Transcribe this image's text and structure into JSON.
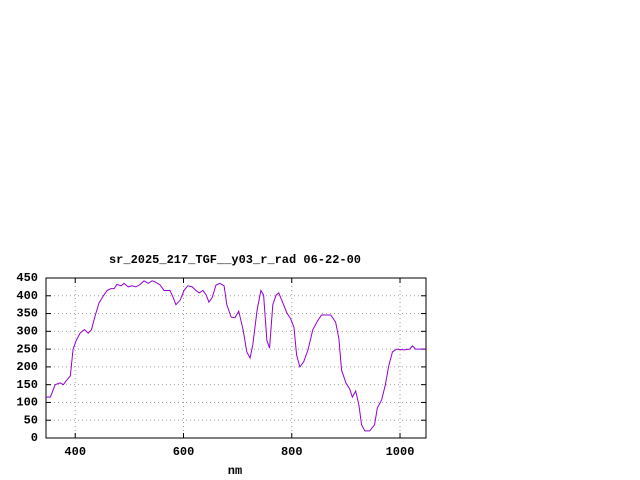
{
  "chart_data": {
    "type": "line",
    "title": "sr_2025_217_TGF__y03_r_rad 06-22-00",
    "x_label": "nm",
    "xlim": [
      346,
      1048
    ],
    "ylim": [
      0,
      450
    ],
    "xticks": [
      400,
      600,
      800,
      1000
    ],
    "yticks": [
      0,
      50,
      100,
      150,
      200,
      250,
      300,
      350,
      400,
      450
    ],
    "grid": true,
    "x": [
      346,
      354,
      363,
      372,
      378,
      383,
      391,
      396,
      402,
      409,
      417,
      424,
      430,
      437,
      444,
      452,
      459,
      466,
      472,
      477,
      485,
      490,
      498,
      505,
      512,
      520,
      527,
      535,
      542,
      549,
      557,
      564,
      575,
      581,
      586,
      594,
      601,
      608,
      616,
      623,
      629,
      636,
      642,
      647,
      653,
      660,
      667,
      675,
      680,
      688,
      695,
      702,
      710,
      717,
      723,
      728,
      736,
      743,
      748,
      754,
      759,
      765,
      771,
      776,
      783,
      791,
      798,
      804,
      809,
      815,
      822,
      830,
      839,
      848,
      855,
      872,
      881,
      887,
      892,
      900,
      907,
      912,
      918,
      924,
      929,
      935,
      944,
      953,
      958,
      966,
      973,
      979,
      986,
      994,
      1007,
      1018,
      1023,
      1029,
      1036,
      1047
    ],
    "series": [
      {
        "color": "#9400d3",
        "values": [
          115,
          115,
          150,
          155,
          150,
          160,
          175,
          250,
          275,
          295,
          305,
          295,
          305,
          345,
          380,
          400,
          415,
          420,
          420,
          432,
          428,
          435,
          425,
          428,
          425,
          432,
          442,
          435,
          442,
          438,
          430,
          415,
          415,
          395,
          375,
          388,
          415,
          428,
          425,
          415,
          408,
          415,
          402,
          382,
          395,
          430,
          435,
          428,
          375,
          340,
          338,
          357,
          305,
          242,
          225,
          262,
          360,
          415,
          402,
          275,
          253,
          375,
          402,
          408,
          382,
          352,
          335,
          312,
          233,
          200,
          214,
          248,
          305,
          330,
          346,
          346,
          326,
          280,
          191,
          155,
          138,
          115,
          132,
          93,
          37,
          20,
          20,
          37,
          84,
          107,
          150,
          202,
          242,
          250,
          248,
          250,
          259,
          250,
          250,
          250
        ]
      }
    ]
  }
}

^^^^

Leave every image out, and retype the material exactly.

* EXERCISE RESULT *
Transcribe this image's text and structure into JSON.
{
  "chart_data": {
    "type": "line",
    "title": "sr_2025_217_TGF__y03_r_rad 06-22-00",
    "x_label": "nm",
    "xlim": [
      346,
      1048
    ],
    "ylim": [
      0,
      450
    ],
    "xticks": [
      400,
      600,
      800,
      1000
    ],
    "yticks": [
      0,
      50,
      100,
      150,
      200,
      250,
      300,
      350,
      400,
      450
    ],
    "grid": true,
    "x": [
      346,
      354,
      363,
      372,
      378,
      383,
      391,
      396,
      402,
      409,
      417,
      424,
      430,
      437,
      444,
      452,
      459,
      466,
      472,
      477,
      485,
      490,
      498,
      505,
      512,
      520,
      527,
      535,
      542,
      549,
      557,
      564,
      575,
      581,
      586,
      594,
      601,
      608,
      616,
      623,
      629,
      636,
      642,
      647,
      653,
      660,
      667,
      675,
      680,
      688,
      695,
      702,
      710,
      717,
      723,
      728,
      736,
      743,
      748,
      754,
      759,
      765,
      771,
      776,
      783,
      791,
      798,
      804,
      809,
      815,
      822,
      830,
      839,
      848,
      855,
      872,
      881,
      887,
      892,
      900,
      907,
      912,
      918,
      924,
      929,
      935,
      944,
      953,
      958,
      966,
      973,
      979,
      986,
      994,
      1007,
      1018,
      1023,
      1029,
      1036,
      1047
    ],
    "series": [
      {
        "color": "#9400d3",
        "values": [
          115,
          115,
          150,
          155,
          150,
          160,
          175,
          250,
          275,
          295,
          305,
          295,
          305,
          345,
          380,
          400,
          415,
          420,
          420,
          432,
          428,
          435,
          425,
          428,
          425,
          432,
          442,
          435,
          442,
          438,
          430,
          415,
          415,
          395,
          375,
          388,
          415,
          428,
          425,
          415,
          408,
          415,
          402,
          382,
          395,
          430,
          435,
          428,
          375,
          340,
          338,
          357,
          305,
          242,
          225,
          262,
          360,
          415,
          402,
          275,
          253,
          375,
          402,
          408,
          382,
          352,
          335,
          312,
          233,
          200,
          214,
          248,
          305,
          330,
          346,
          346,
          326,
          280,
          191,
          155,
          138,
          115,
          132,
          93,
          37,
          20,
          20,
          37,
          84,
          107,
          150,
          202,
          242,
          250,
          248,
          250,
          259,
          250,
          250,
          250
        ]
      }
    ]
  }
}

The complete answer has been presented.